═══ Data provided

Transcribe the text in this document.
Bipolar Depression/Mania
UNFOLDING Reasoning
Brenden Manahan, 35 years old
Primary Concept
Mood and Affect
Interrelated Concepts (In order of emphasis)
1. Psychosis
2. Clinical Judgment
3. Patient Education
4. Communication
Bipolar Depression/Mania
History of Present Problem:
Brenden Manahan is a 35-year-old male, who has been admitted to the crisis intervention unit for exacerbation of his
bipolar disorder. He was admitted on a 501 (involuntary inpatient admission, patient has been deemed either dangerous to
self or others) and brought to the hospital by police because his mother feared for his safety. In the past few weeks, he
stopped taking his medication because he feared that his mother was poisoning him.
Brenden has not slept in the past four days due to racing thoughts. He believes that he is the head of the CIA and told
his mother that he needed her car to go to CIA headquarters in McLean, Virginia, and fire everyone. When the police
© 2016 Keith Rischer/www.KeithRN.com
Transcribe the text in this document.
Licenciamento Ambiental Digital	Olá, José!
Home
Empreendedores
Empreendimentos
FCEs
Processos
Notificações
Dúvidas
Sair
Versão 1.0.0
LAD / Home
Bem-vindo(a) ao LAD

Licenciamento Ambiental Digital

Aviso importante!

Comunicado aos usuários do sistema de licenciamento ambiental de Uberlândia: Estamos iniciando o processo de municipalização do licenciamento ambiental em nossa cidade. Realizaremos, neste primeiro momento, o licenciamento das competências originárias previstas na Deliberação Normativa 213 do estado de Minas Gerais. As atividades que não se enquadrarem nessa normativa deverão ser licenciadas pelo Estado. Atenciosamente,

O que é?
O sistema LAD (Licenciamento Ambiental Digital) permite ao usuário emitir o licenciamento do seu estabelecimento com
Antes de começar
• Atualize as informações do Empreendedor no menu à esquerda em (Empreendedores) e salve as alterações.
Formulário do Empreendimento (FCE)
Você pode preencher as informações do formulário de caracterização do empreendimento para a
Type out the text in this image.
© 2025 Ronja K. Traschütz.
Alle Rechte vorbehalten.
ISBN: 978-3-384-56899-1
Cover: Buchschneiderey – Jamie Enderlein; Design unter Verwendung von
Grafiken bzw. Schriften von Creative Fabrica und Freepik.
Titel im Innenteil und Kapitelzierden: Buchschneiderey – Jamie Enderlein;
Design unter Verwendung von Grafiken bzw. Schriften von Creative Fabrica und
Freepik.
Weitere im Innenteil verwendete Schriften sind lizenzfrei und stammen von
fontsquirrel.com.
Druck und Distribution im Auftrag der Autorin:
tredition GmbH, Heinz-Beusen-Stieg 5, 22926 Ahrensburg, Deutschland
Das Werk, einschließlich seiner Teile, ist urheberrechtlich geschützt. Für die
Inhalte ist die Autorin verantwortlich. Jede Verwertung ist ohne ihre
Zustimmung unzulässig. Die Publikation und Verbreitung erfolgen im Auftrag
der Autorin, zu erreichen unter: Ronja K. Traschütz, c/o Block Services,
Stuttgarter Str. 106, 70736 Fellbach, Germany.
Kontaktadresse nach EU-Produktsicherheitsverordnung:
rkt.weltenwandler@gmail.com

══════

What is being asked: Write out all of the records above exactly as they appear.

Right answer:
Transcribe the text in this document.
Bipolar Depression/Mania
UNFOLDING Reasoning
Brenden Manahan, 35 years old
Primary Concept
Mood and Affect
Interrelated Concepts (In order of emphasis)
1. Psychosis
2. Clinical Judgment
3. Patient Education
4. Communication
Bipolar Depression/Mania
History of Present Problem:
Brenden Manahan is a 35-year-old male, who has been admitted to the crisis intervention unit for exacerbation of his
bipolar disorder. He was admitted on a 501 (involuntary inpatient admission, patient has been deemed either dangerous to
self or others) and brought to the hospital by police because his mother feared for his safety. In the past few weeks, he
stopped taking his medication because he feared that his mother was poisoning him.
Brenden has not slept in the past four days due to racing thoughts. He believes that he is the head of the CIA and told
his mother that he needed her car to go to CIA headquarters in McLean, Virginia, and fire everyone. When the police
© 2016 Keith Rischer/www.KeithRN.com
Transcribe the text in this document.
Licenciamento Ambiental Digital	Olá, José!
Home
Empreendedores
Empreendimentos
FCEs
Processos
Notificações
Dúvidas
Sair
Versão 1.0.0
LAD / Home
Bem-vindo(a) ao LAD

Licenciamento Ambiental Digital

Aviso importante!

Comunicado aos usuários do sistema de licenciamento ambiental de Uberlândia: Estamos iniciando o processo de municipalização do licenciamento ambiental em nossa cidade. Realizaremos, neste primeiro momento, o licenciamento das competências originárias previstas na Deliberação Normativa 213 do estado de Minas Gerais. As atividades que não se enquadrarem nessa normativa deverão ser licenciadas pelo Estado. Atenciosamente,

O que é?
O sistema LAD (Licenciamento Ambiental Digital) permite ao usuário emitir o licenciamento do seu estabelecimento com
Antes de começar
• Atualize as informações do Empreendedor no menu à esquerda em (Empreendedores) e salve as alterações.
Formulário do Empreendimento (FCE)
Você pode preencher as informações do formulário de caracterização do empreendimento para a
Type out the text in this image.
© 2025 Ronja K. Traschütz.
Alle Rechte vorbehalten.
ISBN: 978-3-384-56899-1
Cover: Buchschneiderey – Jamie Enderlein; Design unter Verwendung von
Grafiken bzw. Schriften von Creative Fabrica und Freepik.
Titel im Innenteil und Kapitelzierden: Buchschneiderey – Jamie Enderlein;
Design unter Verwendung von Grafiken bzw. Schriften von Creative Fabrica und
Freepik.
Weitere im Innenteil verwendete Schriften sind lizenzfrei und stammen von
fontsquirrel.com.
Druck und Distribution im Auftrag der Autorin:
tredition GmbH, Heinz-Beusen-Stieg 5, 22926 Ahrensburg, Deutschland
Das Werk, einschließlich seiner Teile, ist urheberrechtlich geschützt. Für die
Inhalte ist die Autorin verantwortlich. Jede Verwertung ist ohne ihre
Zustimmung unzulässig. Die Publikation und Verbreitung erfolgen im Auftrag
der Autorin, zu erreichen unter: Ronja K. Traschütz, c/o Block Services,
Stuttgarter Str. 106, 70736 Fellbach, Germany.
Kontaktadresse nach EU-Produktsicherheitsverordnung:
rkt.weltenwandler@gmail.com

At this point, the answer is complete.